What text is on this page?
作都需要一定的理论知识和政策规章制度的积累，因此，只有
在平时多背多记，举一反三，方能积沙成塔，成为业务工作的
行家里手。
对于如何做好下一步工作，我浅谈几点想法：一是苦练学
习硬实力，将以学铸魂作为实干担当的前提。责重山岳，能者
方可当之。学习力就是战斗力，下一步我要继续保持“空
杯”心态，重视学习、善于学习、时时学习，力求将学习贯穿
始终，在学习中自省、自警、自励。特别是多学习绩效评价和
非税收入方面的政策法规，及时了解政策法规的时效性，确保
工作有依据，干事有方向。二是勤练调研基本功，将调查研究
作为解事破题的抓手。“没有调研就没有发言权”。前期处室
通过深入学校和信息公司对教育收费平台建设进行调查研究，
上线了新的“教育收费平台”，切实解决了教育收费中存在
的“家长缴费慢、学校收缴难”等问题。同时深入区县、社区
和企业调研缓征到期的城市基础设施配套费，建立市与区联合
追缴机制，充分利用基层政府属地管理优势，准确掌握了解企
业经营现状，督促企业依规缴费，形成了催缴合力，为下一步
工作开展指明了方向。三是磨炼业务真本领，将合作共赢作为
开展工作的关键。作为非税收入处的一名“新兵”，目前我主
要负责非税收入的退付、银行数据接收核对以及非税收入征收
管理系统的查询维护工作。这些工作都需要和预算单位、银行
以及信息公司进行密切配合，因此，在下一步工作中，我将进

**REQUIRED TASK:**
Write out every line from the records above, word for word.

**THE ANSWER:**
What text is on this page?
作都需要一定的理论知识和政策规章制度的积累，因此，只有
在平时多背多记，举一反三，方能积沙成塔，成为业务工作的
行家里手。
对于如何做好下一步工作，我浅谈几点想法：一是苦练学
习硬实力，将以学铸魂作为实干担当的前提。责重山岳，能者
方可当之。学习力就是战斗力，下一步我要继续保持“空
杯”心态，重视学习、善于学习、时时学习，力求将学习贯穿
始终，在学习中自省、自警、自励。特别是多学习绩效评价和
非税收入方面的政策法规，及时了解政策法规的时效性，确保
工作有依据，干事有方向。二是勤练调研基本功，将调查研究
作为解事破题的抓手。“没有调研就没有发言权”。前期处室
通过深入学校和信息公司对教育收费平台建设进行调查研究，
上线了新的“教育收费平台”，切实解决了教育收费中存在
的“家长缴费慢、学校收缴难”等问题。同时深入区县、社区
和企业调研缓征到期的城市基础设施配套费，建立市与区联合
追缴机制，充分利用基层政府属地管理优势，准确掌握了解企
业经营现状，督促企业依规缴费，形成了催缴合力，为下一步
工作开展指明了方向。三是磨炼业务真本领，将合作共赢作为
开展工作的关键。作为非税收入处的一名“新兵”，目前我主
要负责非税收入的退付、银行数据接收核对以及非税收入征收
管理系统的查询维护工作。这些工作都需要和预算单位、银行
以及信息公司进行密切配合，因此，在下一步工作中，我将进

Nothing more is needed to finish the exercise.